**Exercise details**
Copy each line below without leaving any out.
--- Start of Working data ---
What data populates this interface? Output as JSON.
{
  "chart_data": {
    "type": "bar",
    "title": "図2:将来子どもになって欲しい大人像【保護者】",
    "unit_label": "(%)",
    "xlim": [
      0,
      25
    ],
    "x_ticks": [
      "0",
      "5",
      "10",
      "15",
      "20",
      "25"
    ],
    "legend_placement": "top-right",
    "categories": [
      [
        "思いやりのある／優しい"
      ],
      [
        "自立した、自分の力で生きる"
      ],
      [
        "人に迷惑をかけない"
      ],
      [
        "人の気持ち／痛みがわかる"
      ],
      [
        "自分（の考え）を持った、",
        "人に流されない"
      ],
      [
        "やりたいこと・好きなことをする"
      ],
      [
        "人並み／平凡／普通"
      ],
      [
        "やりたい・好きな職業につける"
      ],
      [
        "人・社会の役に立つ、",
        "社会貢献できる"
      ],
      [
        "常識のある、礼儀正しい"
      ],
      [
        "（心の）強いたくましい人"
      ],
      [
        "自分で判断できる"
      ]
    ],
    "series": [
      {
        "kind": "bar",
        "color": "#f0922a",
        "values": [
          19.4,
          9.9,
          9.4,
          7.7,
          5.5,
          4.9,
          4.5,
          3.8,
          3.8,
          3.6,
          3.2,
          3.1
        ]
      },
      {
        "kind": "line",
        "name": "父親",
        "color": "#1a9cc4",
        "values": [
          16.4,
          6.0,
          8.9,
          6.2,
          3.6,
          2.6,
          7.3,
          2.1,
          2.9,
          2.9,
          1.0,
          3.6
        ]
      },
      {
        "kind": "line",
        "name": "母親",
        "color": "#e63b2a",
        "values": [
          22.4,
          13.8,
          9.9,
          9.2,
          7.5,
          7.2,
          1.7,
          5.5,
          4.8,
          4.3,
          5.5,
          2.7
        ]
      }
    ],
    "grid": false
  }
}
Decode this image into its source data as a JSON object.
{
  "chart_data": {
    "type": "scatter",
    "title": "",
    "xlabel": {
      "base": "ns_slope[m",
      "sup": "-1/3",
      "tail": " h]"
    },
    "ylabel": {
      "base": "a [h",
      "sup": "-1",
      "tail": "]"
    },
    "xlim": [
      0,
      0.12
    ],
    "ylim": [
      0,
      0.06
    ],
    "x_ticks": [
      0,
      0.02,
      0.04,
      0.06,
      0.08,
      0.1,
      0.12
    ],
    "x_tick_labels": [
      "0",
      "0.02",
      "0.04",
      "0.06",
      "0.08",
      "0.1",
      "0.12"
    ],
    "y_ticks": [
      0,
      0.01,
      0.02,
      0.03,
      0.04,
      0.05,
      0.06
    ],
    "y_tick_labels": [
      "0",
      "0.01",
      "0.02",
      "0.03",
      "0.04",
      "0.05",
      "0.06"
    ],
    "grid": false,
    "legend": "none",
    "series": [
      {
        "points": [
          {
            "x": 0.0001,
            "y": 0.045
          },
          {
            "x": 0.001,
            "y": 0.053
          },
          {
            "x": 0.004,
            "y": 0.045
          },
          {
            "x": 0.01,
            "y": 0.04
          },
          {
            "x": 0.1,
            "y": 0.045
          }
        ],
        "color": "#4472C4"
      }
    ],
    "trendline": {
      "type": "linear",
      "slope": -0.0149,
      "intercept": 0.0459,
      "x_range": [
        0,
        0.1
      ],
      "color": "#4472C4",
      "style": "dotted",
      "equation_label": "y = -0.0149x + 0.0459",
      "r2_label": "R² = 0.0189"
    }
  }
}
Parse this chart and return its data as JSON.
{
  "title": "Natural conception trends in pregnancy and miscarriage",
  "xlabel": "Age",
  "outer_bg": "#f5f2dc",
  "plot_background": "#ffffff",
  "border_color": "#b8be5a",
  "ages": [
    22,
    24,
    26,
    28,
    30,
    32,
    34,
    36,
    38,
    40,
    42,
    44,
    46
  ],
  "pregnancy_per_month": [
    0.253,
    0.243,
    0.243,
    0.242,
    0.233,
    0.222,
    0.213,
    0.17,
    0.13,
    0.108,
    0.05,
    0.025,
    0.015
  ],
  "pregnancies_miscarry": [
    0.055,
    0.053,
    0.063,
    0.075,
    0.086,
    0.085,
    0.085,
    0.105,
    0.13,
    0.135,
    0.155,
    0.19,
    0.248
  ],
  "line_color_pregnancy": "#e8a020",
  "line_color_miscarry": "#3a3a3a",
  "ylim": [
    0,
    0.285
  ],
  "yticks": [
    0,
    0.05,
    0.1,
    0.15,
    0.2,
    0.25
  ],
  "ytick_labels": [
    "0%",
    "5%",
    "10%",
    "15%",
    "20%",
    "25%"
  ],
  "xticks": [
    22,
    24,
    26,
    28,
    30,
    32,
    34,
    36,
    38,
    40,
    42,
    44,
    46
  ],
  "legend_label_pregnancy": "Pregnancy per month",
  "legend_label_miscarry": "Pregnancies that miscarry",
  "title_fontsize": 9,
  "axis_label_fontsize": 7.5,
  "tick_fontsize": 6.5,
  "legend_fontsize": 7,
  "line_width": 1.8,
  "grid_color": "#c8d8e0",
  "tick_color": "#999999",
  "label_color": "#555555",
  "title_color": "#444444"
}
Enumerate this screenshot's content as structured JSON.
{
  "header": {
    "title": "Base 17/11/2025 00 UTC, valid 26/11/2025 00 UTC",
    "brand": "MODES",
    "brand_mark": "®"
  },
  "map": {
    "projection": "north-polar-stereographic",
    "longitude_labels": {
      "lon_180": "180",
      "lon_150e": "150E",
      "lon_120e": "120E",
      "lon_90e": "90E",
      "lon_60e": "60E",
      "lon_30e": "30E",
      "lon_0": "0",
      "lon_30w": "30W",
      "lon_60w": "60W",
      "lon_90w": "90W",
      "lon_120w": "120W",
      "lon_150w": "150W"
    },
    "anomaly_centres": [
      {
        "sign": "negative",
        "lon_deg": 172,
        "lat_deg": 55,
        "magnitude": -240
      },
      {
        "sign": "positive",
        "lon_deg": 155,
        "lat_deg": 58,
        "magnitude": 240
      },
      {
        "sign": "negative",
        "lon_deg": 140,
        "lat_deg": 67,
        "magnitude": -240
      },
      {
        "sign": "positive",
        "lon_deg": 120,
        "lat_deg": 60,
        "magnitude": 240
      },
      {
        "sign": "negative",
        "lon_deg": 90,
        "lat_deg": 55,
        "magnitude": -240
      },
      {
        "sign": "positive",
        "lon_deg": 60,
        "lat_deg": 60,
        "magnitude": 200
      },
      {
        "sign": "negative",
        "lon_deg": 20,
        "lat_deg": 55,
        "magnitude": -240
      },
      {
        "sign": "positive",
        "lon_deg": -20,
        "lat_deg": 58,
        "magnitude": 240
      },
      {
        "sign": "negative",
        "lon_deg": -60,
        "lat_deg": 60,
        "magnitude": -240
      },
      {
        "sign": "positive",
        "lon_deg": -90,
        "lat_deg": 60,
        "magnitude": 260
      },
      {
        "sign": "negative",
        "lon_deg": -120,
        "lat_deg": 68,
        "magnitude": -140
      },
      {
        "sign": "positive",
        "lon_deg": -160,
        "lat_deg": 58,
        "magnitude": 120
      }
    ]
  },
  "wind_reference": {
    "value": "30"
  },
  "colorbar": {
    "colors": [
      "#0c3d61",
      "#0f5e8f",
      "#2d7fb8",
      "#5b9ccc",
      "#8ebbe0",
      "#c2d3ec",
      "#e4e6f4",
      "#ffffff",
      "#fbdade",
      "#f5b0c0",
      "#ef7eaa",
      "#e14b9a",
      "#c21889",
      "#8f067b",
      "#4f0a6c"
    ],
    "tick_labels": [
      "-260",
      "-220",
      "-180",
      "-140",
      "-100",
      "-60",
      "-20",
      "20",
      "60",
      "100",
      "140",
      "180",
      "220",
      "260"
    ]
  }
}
--- End of Working data ---
**Problem solution**
What data populates this interface? Output as JSON.
{
  "chart_data": {
    "type": "bar",
    "title": "図2:将来子どもになって欲しい大人像【保護者】",
    "unit_label": "(%)",
    "xlim": [
      0,
      25
    ],
    "x_ticks": [
      "0",
      "5",
      "10",
      "15",
      "20",
      "25"
    ],
    "legend_placement": "top-right",
    "categories": [
      [
        "思いやりのある／優しい"
      ],
      [
        "自立した、自分の力で生きる"
      ],
      [
        "人に迷惑をかけない"
      ],
      [
        "人の気持ち／痛みがわかる"
      ],
      [
        "自分（の考え）を持った、",
        "人に流されない"
      ],
      [
        "やりたいこと・好きなことをする"
      ],
      [
        "人並み／平凡／普通"
      ],
      [
        "やりたい・好きな職業につける"
      ],
      [
        "人・社会の役に立つ、",
        "社会貢献できる"
      ],
      [
        "常識のある、礼儀正しい"
      ],
      [
        "（心の）強いたくましい人"
      ],
      [
        "自分で判断できる"
      ]
    ],
    "series": [
      {
        "kind": "bar",
        "color": "#f0922a",
        "values": [
          19.4,
          9.9,
          9.4,
          7.7,
          5.5,
          4.9,
          4.5,
          3.8,
          3.8,
          3.6,
          3.2,
          3.1
        ]
      },
      {
        "kind": "line",
        "name": "父親",
        "color": "#1a9cc4",
        "values": [
          16.4,
          6.0,
          8.9,
          6.2,
          3.6,
          2.6,
          7.3,
          2.1,
          2.9,
          2.9,
          1.0,
          3.6
        ]
      },
      {
        "kind": "line",
        "name": "母親",
        "color": "#e63b2a",
        "values": [
          22.4,
          13.8,
          9.9,
          9.2,
          7.5,
          7.2,
          1.7,
          5.5,
          4.8,
          4.3,
          5.5,
          2.7
        ]
      }
    ],
    "grid": false
  }
}
Decode this image into its source data as a JSON object.
{
  "chart_data": {
    "type": "scatter",
    "title": "",
    "xlabel": {
      "base": "ns_slope[m",
      "sup": "-1/3",
      "tail": " h]"
    },
    "ylabel": {
      "base": "a [h",
      "sup": "-1",
      "tail": "]"
    },
    "xlim": [
      0,
      0.12
    ],
    "ylim": [
      0,
      0.06
    ],
    "x_ticks": [
      0,
      0.02,
      0.04,
      0.06,
      0.08,
      0.1,
      0.12
    ],
    "x_tick_labels": [
      "0",
      "0.02",
      "0.04",
      "0.06",
      "0.08",
      "0.1",
      "0.12"
    ],
    "y_ticks": [
      0,
      0.01,
      0.02,
      0.03,
      0.04,
      0.05,
      0.06
    ],
    "y_tick_labels": [
      "0",
      "0.01",
      "0.02",
      "0.03",
      "0.04",
      "0.05",
      "0.06"
    ],
    "grid": false,
    "legend": "none",
    "series": [
      {
        "points": [
          {
            "x": 0.0001,
            "y": 0.045
          },
          {
            "x": 0.001,
            "y": 0.053
          },
          {
            "x": 0.004,
            "y": 0.045
          },
          {
            "x": 0.01,
            "y": 0.04
          },
          {
            "x": 0.1,
            "y": 0.045
          }
        ],
        "color": "#4472C4"
      }
    ],
    "trendline": {
      "type": "linear",
      "slope": -0.0149,
      "intercept": 0.0459,
      "x_range": [
        0,
        0.1
      ],
      "color": "#4472C4",
      "style": "dotted",
      "equation_label": "y = -0.0149x + 0.0459",
      "r2_label": "R² = 0.0189"
    }
  }
}
Parse this chart and return its data as JSON.
{
  "title": "Natural conception trends in pregnancy and miscarriage",
  "xlabel": "Age",
  "outer_bg": "#f5f2dc",
  "plot_background": "#ffffff",
  "border_color": "#b8be5a",
  "ages": [
    22,
    24,
    26,
    28,
    30,
    32,
    34,
    36,
    38,
    40,
    42,
    44,
    46
  ],
  "pregnancy_per_month": [
    0.253,
    0.243,
    0.243,
    0.242,
    0.233,
    0.222,
    0.213,
    0.17,
    0.13,
    0.108,
    0.05,
    0.025,
    0.015
  ],
  "pregnancies_miscarry": [
    0.055,
    0.053,
    0.063,
    0.075,
    0.086,
    0.085,
    0.085,
    0.105,
    0.13,
    0.135,
    0.155,
    0.19,
    0.248
  ],
  "line_color_pregnancy": "#e8a020",
  "line_color_miscarry": "#3a3a3a",
  "ylim": [
    0,
    0.285
  ],
  "yticks": [
    0,
    0.05,
    0.1,
    0.15,
    0.2,
    0.25
  ],
  "ytick_labels": [
    "0%",
    "5%",
    "10%",
    "15%",
    "20%",
    "25%"
  ],
  "xticks": [
    22,
    24,
    26,
    28,
    30,
    32,
    34,
    36,
    38,
    40,
    42,
    44,
    46
  ],
  "legend_label_pregnancy": "Pregnancy per month",
  "legend_label_miscarry": "Pregnancies that miscarry",
  "title_fontsize": 9,
  "axis_label_fontsize": 7.5,
  "tick_fontsize": 6.5,
  "legend_fontsize": 7,
  "line_width": 1.8,
  "grid_color": "#c8d8e0",
  "tick_color": "#999999",
  "label_color": "#555555",
  "title_color": "#444444"
}
Enumerate this screenshot's content as structured JSON.
{
  "header": {
    "title": "Base 17/11/2025 00 UTC, valid 26/11/2025 00 UTC",
    "brand": "MODES",
    "brand_mark": "®"
  },
  "map": {
    "projection": "north-polar-stereographic",
    "longitude_labels": {
      "lon_180": "180",
      "lon_150e": "150E",
      "lon_120e": "120E",
      "lon_90e": "90E",
      "lon_60e": "60E",
      "lon_30e": "30E",
      "lon_0": "0",
      "lon_30w": "30W",
      "lon_60w": "60W",
      "lon_90w": "90W",
      "lon_120w": "120W",
      "lon_150w": "150W"
    },
    "anomaly_centres": [
      {
        "sign": "negative",
        "lon_deg": 172,
        "lat_deg": 55,
        "magnitude": -240
      },
      {
        "sign": "positive",
        "lon_deg": 155,
        "lat_deg": 58,
        "magnitude": 240
      },
      {
        "sign": "negative",
        "lon_deg": 140,
        "lat_deg": 67,
        "magnitude": -240
      },
      {
        "sign": "positive",
        "lon_deg": 120,
        "lat_deg": 60,
        "magnitude": 240
      },
      {
        "sign": "negative",
        "lon_deg": 90,
        "lat_deg": 55,
        "magnitude": -240
      },
      {
        "sign": "positive",
        "lon_deg": 60,
        "lat_deg": 60,
        "magnitude": 200
      },
      {
        "sign": "negative",
        "lon_deg": 20,
        "lat_deg": 55,
        "magnitude": -240
      },
      {
        "sign": "positive",
        "lon_deg": -20,
        "lat_deg": 58,
        "magnitude": 240
      },
      {
        "sign": "negative",
        "lon_deg": -60,
        "lat_deg": 60,
        "magnitude": -240
      },
      {
        "sign": "positive",
        "lon_deg": -90,
        "lat_deg": 60,
        "magnitude": 260
      },
      {
        "sign": "negative",
        "lon_deg": -120,
        "lat_deg": 68,
        "magnitude": -140
      },
      {
        "sign": "positive",
        "lon_deg": -160,
        "lat_deg": 58,
        "magnitude": 120
      }
    ]
  },
  "wind_reference": {
    "value": "30"
  },
  "colorbar": {
    "colors": [
      "#0c3d61",
      "#0f5e8f",
      "#2d7fb8",
      "#5b9ccc",
      "#8ebbe0",
      "#c2d3ec",
      "#e4e6f4",
      "#ffffff",
      "#fbdade",
      "#f5b0c0",
      "#ef7eaa",
      "#e14b9a",
      "#c21889",
      "#8f067b",
      "#4f0a6c"
    ],
    "tick_labels": [
      "-260",
      "-220",
      "-180",
      "-140",
      "-100",
      "-60",
      "-20",
      "20",
      "60",
      "100",
      "140",
      "180",
      "220",
      "260"
    ]
  }
}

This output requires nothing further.